(Stored records)
******
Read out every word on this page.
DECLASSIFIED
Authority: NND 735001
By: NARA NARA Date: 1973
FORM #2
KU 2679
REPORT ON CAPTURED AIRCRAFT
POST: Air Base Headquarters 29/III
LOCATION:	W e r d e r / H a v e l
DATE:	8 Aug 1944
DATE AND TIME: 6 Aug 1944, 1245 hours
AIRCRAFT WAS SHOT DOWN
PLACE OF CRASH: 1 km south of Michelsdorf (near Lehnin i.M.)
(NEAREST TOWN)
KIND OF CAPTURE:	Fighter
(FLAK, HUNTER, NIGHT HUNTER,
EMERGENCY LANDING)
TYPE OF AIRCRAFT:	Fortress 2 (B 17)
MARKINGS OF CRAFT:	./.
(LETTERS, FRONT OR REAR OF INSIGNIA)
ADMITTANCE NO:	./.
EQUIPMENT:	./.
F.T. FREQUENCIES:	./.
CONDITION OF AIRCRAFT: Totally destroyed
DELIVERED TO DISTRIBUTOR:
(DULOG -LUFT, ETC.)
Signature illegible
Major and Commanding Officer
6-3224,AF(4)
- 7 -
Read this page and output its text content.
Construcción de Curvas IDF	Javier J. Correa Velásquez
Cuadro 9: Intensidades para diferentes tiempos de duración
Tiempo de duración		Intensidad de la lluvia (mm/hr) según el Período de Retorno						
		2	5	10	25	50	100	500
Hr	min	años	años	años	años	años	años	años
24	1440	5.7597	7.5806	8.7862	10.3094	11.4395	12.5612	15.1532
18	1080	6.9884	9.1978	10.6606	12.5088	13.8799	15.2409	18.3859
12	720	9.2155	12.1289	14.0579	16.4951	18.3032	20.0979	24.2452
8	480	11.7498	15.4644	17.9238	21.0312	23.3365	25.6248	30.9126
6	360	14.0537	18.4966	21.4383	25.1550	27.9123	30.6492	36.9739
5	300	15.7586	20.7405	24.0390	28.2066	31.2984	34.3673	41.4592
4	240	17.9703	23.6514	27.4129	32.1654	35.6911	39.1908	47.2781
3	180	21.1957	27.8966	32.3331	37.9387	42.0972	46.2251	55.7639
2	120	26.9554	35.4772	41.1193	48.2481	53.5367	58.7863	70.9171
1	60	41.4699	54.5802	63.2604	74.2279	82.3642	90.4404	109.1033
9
******
## WORK TO BE COMPLETED
Give an exact repetition of all the material.

## TASK RESULT
Read out every word on this page.
DECLASSIFIED
Authority: NND 735001
By: NARA NARA Date: 1973
FORM #2
KU 2679
REPORT ON CAPTURED AIRCRAFT
POST: Air Base Headquarters 29/III
LOCATION:	W e r d e r / H a v e l
DATE:	8 Aug 1944
DATE AND TIME: 6 Aug 1944, 1245 hours
AIRCRAFT WAS SHOT DOWN
PLACE OF CRASH: 1 km south of Michelsdorf (near Lehnin i.M.)
(NEAREST TOWN)
KIND OF CAPTURE:	Fighter
(FLAK, HUNTER, NIGHT HUNTER,
EMERGENCY LANDING)
TYPE OF AIRCRAFT:	Fortress 2 (B 17)
MARKINGS OF CRAFT:	./.
(LETTERS, FRONT OR REAR OF INSIGNIA)
ADMITTANCE NO:	./.
EQUIPMENT:	./.
F.T. FREQUENCIES:	./.
CONDITION OF AIRCRAFT: Totally destroyed
DELIVERED TO DISTRIBUTOR:
(DULOG -LUFT, ETC.)
Signature illegible
Major and Commanding Officer
6-3224,AF(4)
- 7 -
Read this page and output its text content.
Construcción de Curvas IDF	Javier J. Correa Velásquez
Cuadro 9: Intensidades para diferentes tiempos de duración
Tiempo de duración		Intensidad de la lluvia (mm/hr) según el Período de Retorno						
		2	5	10	25	50	100	500
Hr	min	años	años	años	años	años	años	años
24	1440	5.7597	7.5806	8.7862	10.3094	11.4395	12.5612	15.1532
18	1080	6.9884	9.1978	10.6606	12.5088	13.8799	15.2409	18.3859
12	720	9.2155	12.1289	14.0579	16.4951	18.3032	20.0979	24.2452
8	480	11.7498	15.4644	17.9238	21.0312	23.3365	25.6248	30.9126
6	360	14.0537	18.4966	21.4383	25.1550	27.9123	30.6492	36.9739
5	300	15.7586	20.7405	24.0390	28.2066	31.2984	34.3673	41.4592
4	240	17.9703	23.6514	27.4129	32.1654	35.6911	39.1908	47.2781
3	180	21.1957	27.8966	32.3331	37.9387	42.0972	46.2251	55.7639
2	120	26.9554	35.4772	41.1193	48.2481	53.5367	58.7863	70.9171
1	60	41.4699	54.5802	63.2604	74.2279	82.3642	90.4404	109.1033
9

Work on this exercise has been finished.